• _Task objective_
Every entry below should be transcribed exactly; pictures stay out of the copy.

Source data
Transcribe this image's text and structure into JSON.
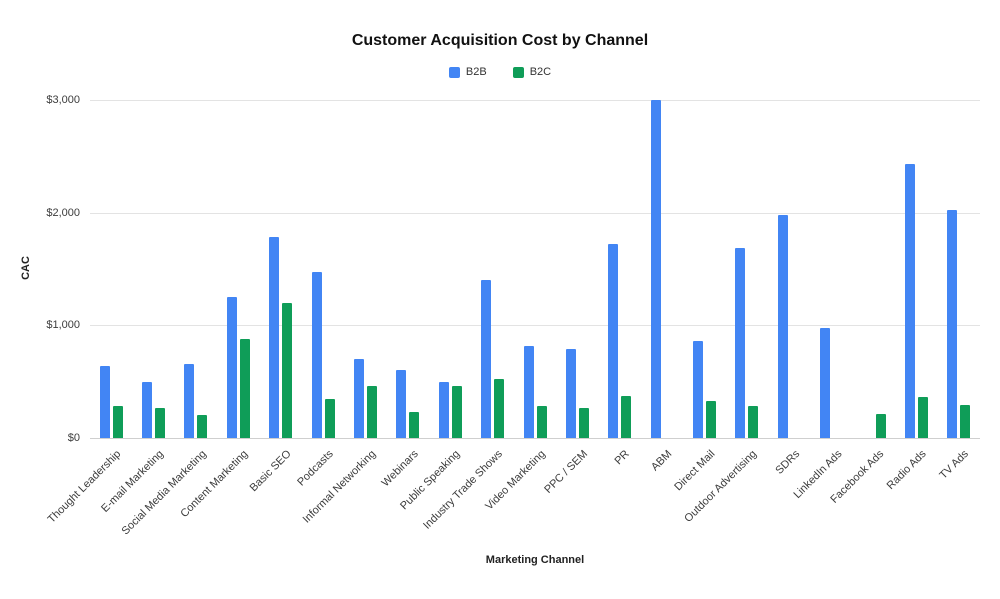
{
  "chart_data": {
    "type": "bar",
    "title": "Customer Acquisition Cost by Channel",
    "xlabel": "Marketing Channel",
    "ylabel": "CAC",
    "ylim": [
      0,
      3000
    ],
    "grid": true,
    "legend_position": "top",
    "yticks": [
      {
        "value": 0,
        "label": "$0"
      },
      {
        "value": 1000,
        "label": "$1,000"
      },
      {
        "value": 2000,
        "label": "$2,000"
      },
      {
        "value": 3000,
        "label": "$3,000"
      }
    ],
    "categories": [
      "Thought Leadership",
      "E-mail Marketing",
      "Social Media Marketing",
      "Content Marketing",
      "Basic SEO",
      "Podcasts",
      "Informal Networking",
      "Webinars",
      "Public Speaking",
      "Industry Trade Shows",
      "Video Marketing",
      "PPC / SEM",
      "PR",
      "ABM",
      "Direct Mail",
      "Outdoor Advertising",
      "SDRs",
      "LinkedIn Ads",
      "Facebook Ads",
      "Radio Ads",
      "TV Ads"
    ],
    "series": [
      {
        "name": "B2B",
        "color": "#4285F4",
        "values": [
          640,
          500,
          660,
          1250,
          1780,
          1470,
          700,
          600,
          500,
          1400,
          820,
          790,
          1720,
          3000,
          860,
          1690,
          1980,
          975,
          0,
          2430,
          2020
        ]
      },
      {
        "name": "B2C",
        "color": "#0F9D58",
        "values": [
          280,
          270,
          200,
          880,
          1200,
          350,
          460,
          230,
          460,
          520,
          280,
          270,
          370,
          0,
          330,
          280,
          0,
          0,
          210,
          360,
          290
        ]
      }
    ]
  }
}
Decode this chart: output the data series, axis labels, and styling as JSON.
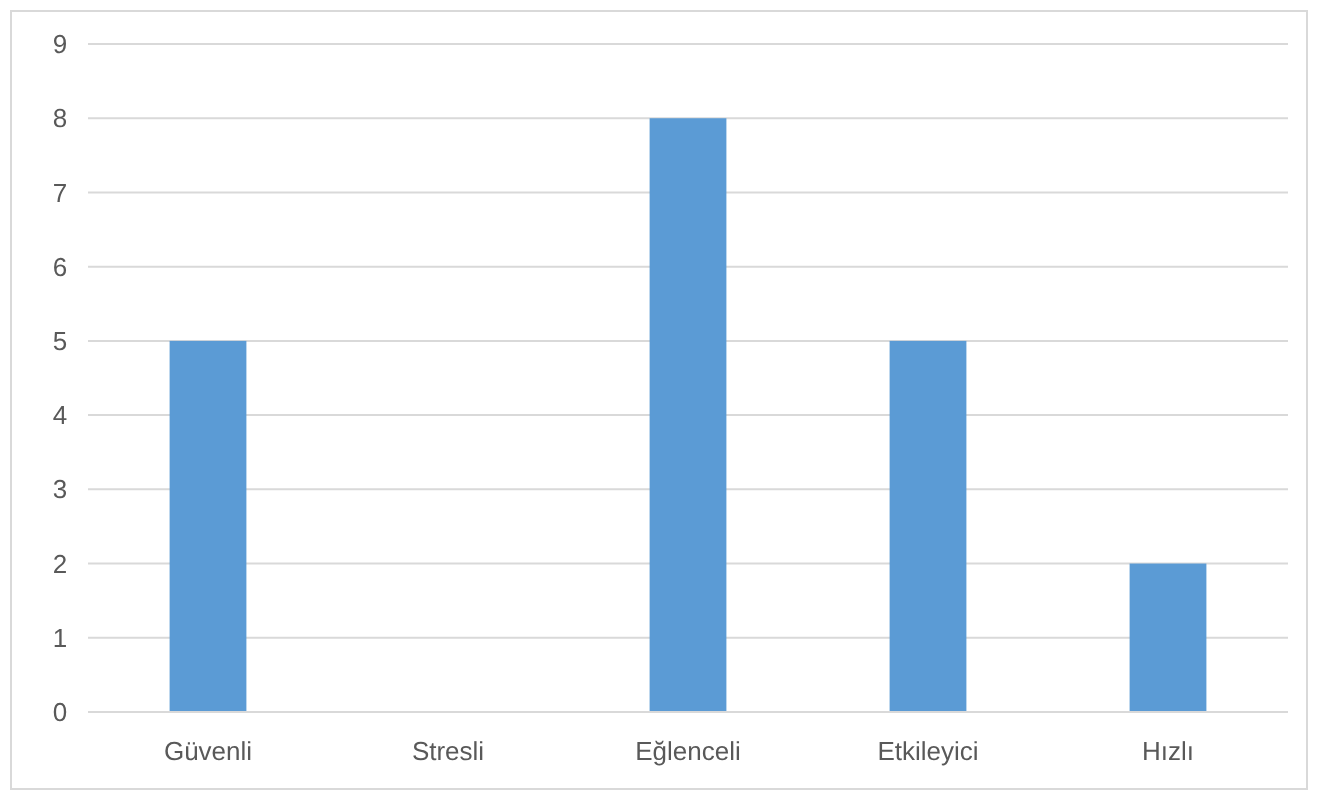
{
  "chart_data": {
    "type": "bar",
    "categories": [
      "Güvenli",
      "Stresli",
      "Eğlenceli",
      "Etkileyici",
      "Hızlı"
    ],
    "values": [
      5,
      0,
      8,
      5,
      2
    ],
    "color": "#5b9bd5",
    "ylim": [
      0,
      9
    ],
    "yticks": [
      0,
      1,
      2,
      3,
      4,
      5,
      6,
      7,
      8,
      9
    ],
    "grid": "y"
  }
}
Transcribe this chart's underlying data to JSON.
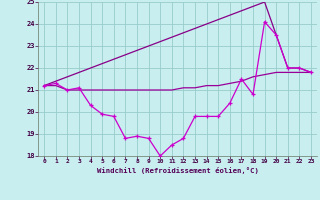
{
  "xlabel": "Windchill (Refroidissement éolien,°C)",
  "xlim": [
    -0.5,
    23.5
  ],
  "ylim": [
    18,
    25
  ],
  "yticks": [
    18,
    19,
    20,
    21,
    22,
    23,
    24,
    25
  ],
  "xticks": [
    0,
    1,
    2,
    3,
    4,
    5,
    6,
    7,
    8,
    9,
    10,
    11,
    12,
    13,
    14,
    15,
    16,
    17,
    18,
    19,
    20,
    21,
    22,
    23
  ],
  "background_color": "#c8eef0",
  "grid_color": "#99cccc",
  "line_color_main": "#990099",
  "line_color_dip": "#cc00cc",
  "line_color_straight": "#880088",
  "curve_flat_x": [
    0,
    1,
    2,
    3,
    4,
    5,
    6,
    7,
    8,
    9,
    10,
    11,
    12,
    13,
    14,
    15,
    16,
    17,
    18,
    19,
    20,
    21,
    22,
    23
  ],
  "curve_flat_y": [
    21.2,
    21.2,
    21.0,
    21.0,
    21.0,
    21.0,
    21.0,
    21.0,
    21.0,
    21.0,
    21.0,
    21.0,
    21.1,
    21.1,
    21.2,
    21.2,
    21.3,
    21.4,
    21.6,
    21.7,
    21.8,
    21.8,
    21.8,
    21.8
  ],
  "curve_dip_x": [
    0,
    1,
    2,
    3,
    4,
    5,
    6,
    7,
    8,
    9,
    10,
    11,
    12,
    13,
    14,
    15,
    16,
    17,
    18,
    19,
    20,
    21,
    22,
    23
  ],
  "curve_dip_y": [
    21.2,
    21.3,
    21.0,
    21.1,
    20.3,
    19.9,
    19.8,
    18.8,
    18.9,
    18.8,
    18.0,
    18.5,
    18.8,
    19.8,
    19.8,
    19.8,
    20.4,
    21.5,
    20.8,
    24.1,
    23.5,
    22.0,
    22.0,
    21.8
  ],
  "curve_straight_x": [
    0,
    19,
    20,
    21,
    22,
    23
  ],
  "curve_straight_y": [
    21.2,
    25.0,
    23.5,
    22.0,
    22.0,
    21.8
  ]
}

• _Output below_
Transcribe this image's text and structure into JSON.
{
  "chart_data": {
    "type": "bar",
    "title": "Customer Acquisition Cost by Channel",
    "xlabel": "Marketing Channel",
    "ylabel": "CAC",
    "ylim": [
      0,
      3000
    ],
    "grid": true,
    "legend_position": "top",
    "yticks": [
      {
        "value": 0,
        "label": "$0"
      },
      {
        "value": 1000,
        "label": "$1,000"
      },
      {
        "value": 2000,
        "label": "$2,000"
      },
      {
        "value": 3000,
        "label": "$3,000"
      }
    ],
    "categories": [
      "Thought Leadership",
      "E-mail Marketing",
      "Social Media Marketing",
      "Content Marketing",
      "Basic SEO",
      "Podcasts",
      "Informal Networking",
      "Webinars",
      "Public Speaking",
      "Industry Trade Shows",
      "Video Marketing",
      "PPC / SEM",
      "PR",
      "ABM",
      "Direct Mail",
      "Outdoor Advertising",
      "SDRs",
      "LinkedIn Ads",
      "Facebook Ads",
      "Radio Ads",
      "TV Ads"
    ],
    "series": [
      {
        "name": "B2B",
        "color": "#4285F4",
        "values": [
          640,
          500,
          660,
          1250,
          1780,
          1470,
          700,
          600,
          500,
          1400,
          820,
          790,
          1720,
          3000,
          860,
          1690,
          1980,
          975,
          0,
          2430,
          2020
        ]
      },
      {
        "name": "B2C",
        "color": "#0F9D58",
        "values": [
          280,
          270,
          200,
          880,
          1200,
          350,
          460,
          230,
          460,
          520,
          280,
          270,
          370,
          0,
          330,
          280,
          0,
          0,
          210,
          360,
          290
        ]
      }
    ]
  }
}
Decode this chart: output the data series, axis labels, and styling as JSON.
{
  "chart_data": {
    "type": "bar",
    "categories": [
      "Güvenli",
      "Stresli",
      "Eğlenceli",
      "Etkileyici",
      "Hızlı"
    ],
    "values": [
      5,
      0,
      8,
      5,
      2
    ],
    "color": "#5b9bd5",
    "ylim": [
      0,
      9
    ],
    "yticks": [
      0,
      1,
      2,
      3,
      4,
      5,
      6,
      7,
      8,
      9
    ],
    "grid": "y"
  }
}
Transcribe this chart's underlying data to JSON.
{
  "xlabel": "Windchill (Refroidissement éolien,°C)",
  "xlim": [
    -0.5,
    23.5
  ],
  "ylim": [
    18,
    25
  ],
  "yticks": [
    18,
    19,
    20,
    21,
    22,
    23,
    24,
    25
  ],
  "xticks": [
    0,
    1,
    2,
    3,
    4,
    5,
    6,
    7,
    8,
    9,
    10,
    11,
    12,
    13,
    14,
    15,
    16,
    17,
    18,
    19,
    20,
    21,
    22,
    23
  ],
  "background_color": "#c8eef0",
  "grid_color": "#99cccc",
  "line_color_main": "#990099",
  "line_color_dip": "#cc00cc",
  "line_color_straight": "#880088",
  "curve_flat_x": [
    0,
    1,
    2,
    3,
    4,
    5,
    6,
    7,
    8,
    9,
    10,
    11,
    12,
    13,
    14,
    15,
    16,
    17,
    18,
    19,
    20,
    21,
    22,
    23
  ],
  "curve_flat_y": [
    21.2,
    21.2,
    21.0,
    21.0,
    21.0,
    21.0,
    21.0,
    21.0,
    21.0,
    21.0,
    21.0,
    21.0,
    21.1,
    21.1,
    21.2,
    21.2,
    21.3,
    21.4,
    21.6,
    21.7,
    21.8,
    21.8,
    21.8,
    21.8
  ],
  "curve_dip_x": [
    0,
    1,
    2,
    3,
    4,
    5,
    6,
    7,
    8,
    9,
    10,
    11,
    12,
    13,
    14,
    15,
    16,
    17,
    18,
    19,
    20,
    21,
    22,
    23
  ],
  "curve_dip_y": [
    21.2,
    21.3,
    21.0,
    21.1,
    20.3,
    19.9,
    19.8,
    18.8,
    18.9,
    18.8,
    18.0,
    18.5,
    18.8,
    19.8,
    19.8,
    19.8,
    20.4,
    21.5,
    20.8,
    24.1,
    23.5,
    22.0,
    22.0,
    21.8
  ],
  "curve_straight_x": [
    0,
    19,
    20,
    21,
    22,
    23
  ],
  "curve_straight_y": [
    21.2,
    25.0,
    23.5,
    22.0,
    22.0,
    21.8
  ]
}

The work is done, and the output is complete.